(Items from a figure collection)
################

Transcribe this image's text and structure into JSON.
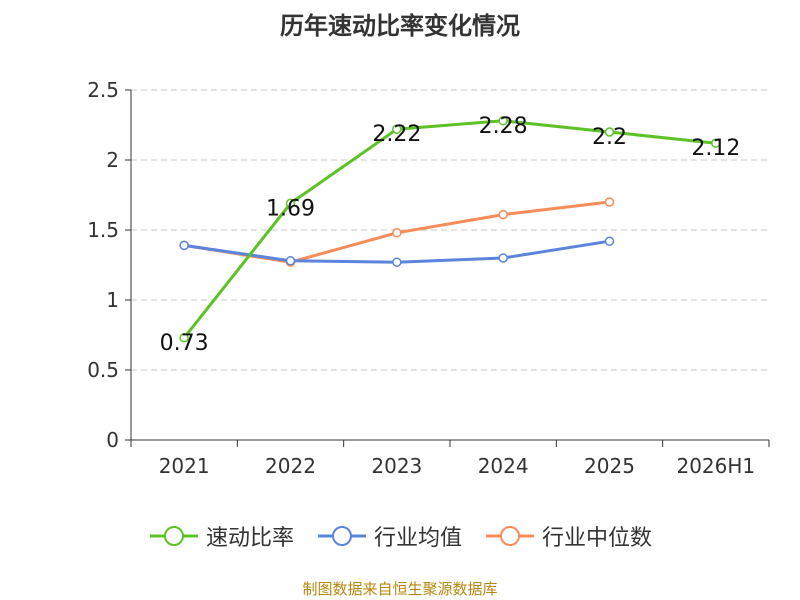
{
  "title": "历年速动比率变化情况",
  "source": "制图数据来自恒生聚源数据库",
  "chart_data": {
    "type": "line",
    "categories": [
      "2021",
      "2022",
      "2023",
      "2024",
      "2025",
      "2026H1"
    ],
    "ylim": [
      0,
      2.5
    ],
    "yticks": [
      "0",
      "0.5",
      "1",
      "1.5",
      "2",
      "2.5"
    ],
    "grid": true,
    "legend_position": "bottom",
    "series": [
      {
        "name": "速动比率",
        "color": "#5cc226",
        "values": [
          0.73,
          1.69,
          2.22,
          2.28,
          2.2,
          2.12
        ],
        "labels": [
          "0.73",
          "1.69",
          "2.22",
          "2.28",
          "2.2",
          "2.12"
        ]
      },
      {
        "name": "行业均值",
        "color": "#5b84dd",
        "values": [
          1.39,
          1.28,
          1.27,
          1.3,
          1.42,
          null
        ]
      },
      {
        "name": "行业中位数",
        "color": "#f68c58",
        "values": [
          1.39,
          1.27,
          1.48,
          1.61,
          1.7,
          null
        ]
      }
    ]
  }
}
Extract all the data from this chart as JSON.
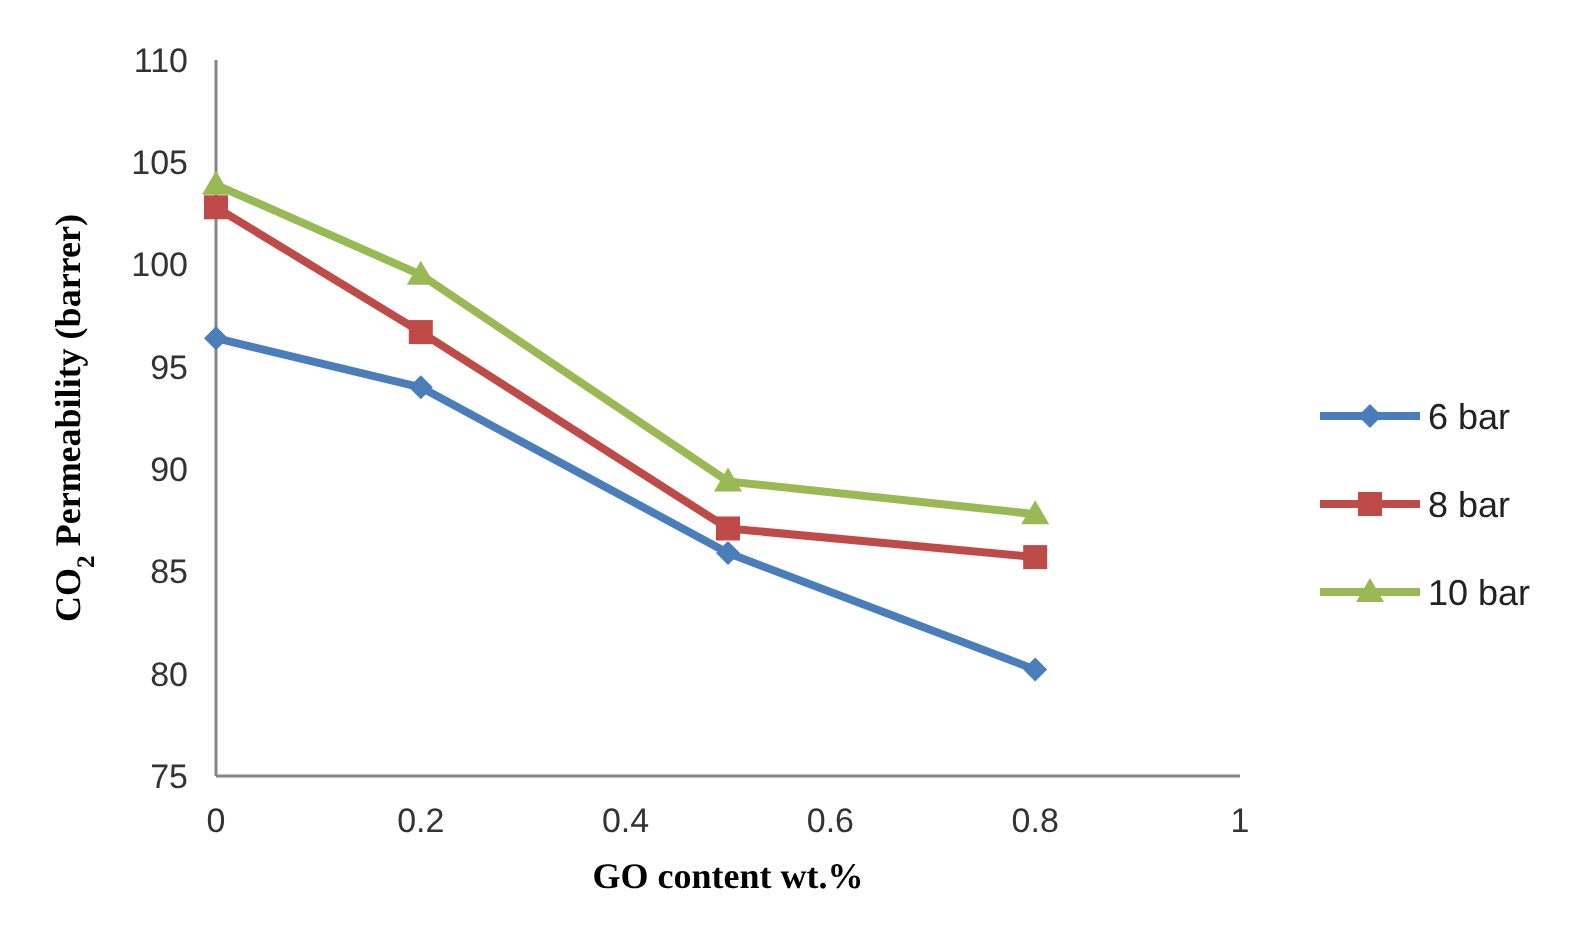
{
  "chart_data": {
    "type": "line",
    "xlabel": "GO content wt.%",
    "ylabel": "CO$_{2}$ Permeability (barrer)",
    "x": [
      0,
      0.2,
      0.5,
      0.8
    ],
    "xlim": [
      0,
      1
    ],
    "xticks": [
      0,
      0.2,
      0.4,
      0.6,
      0.8,
      1
    ],
    "ylim": [
      75,
      110
    ],
    "yticks": [
      75,
      80,
      85,
      90,
      95,
      100,
      105,
      110
    ],
    "grid": false,
    "legend": "right",
    "series": [
      {
        "name": "6 bar",
        "color": "#4a7ebb",
        "marker": "diamond",
        "values": [
          96.4,
          94.0,
          85.9,
          80.2
        ]
      },
      {
        "name": "8 bar",
        "color": "#be4b48",
        "marker": "square",
        "values": [
          102.8,
          96.7,
          87.1,
          85.7
        ]
      },
      {
        "name": "10 bar",
        "color": "#98b954",
        "marker": "triangle",
        "values": [
          103.9,
          99.5,
          89.4,
          87.8
        ]
      }
    ]
  }
}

################

EXERCISE DESCRIPTION>
Copy out the whole listing exactly, and don't carry over any pictures.

EXERCISE ANSWER>
Transcribe this image's text and structure into JSON.
{
  "title": "历年速动比率变化情况",
  "source": "制图数据来自恒生聚源数据库",
  "chart_data": {
    "type": "line",
    "categories": [
      "2021",
      "2022",
      "2023",
      "2024",
      "2025",
      "2026H1"
    ],
    "ylim": [
      0,
      2.5
    ],
    "yticks": [
      "0",
      "0.5",
      "1",
      "1.5",
      "2",
      "2.5"
    ],
    "grid": true,
    "legend_position": "bottom",
    "series": [
      {
        "name": "速动比率",
        "color": "#5cc226",
        "values": [
          0.73,
          1.69,
          2.22,
          2.28,
          2.2,
          2.12
        ],
        "labels": [
          "0.73",
          "1.69",
          "2.22",
          "2.28",
          "2.2",
          "2.12"
        ]
      },
      {
        "name": "行业均值",
        "color": "#5b84dd",
        "values": [
          1.39,
          1.28,
          1.27,
          1.3,
          1.42,
          null
        ]
      },
      {
        "name": "行业中位数",
        "color": "#f68c58",
        "values": [
          1.39,
          1.27,
          1.48,
          1.61,
          1.7,
          null
        ]
      }
    ]
  }
}
Extract all the data from this chart as JSON.
{
  "chart_data": {
    "type": "line",
    "xlabel": "GO content wt.%",
    "ylabel": "CO$_{2}$ Permeability (barrer)",
    "x": [
      0,
      0.2,
      0.5,
      0.8
    ],
    "xlim": [
      0,
      1
    ],
    "xticks": [
      0,
      0.2,
      0.4,
      0.6,
      0.8,
      1
    ],
    "ylim": [
      75,
      110
    ],
    "yticks": [
      75,
      80,
      85,
      90,
      95,
      100,
      105,
      110
    ],
    "grid": false,
    "legend": "right",
    "series": [
      {
        "name": "6 bar",
        "color": "#4a7ebb",
        "marker": "diamond",
        "values": [
          96.4,
          94.0,
          85.9,
          80.2
        ]
      },
      {
        "name": "8 bar",
        "color": "#be4b48",
        "marker": "square",
        "values": [
          102.8,
          96.7,
          87.1,
          85.7
        ]
      },
      {
        "name": "10 bar",
        "color": "#98b954",
        "marker": "triangle",
        "values": [
          103.9,
          99.5,
          89.4,
          87.8
        ]
      }
    ]
  }
}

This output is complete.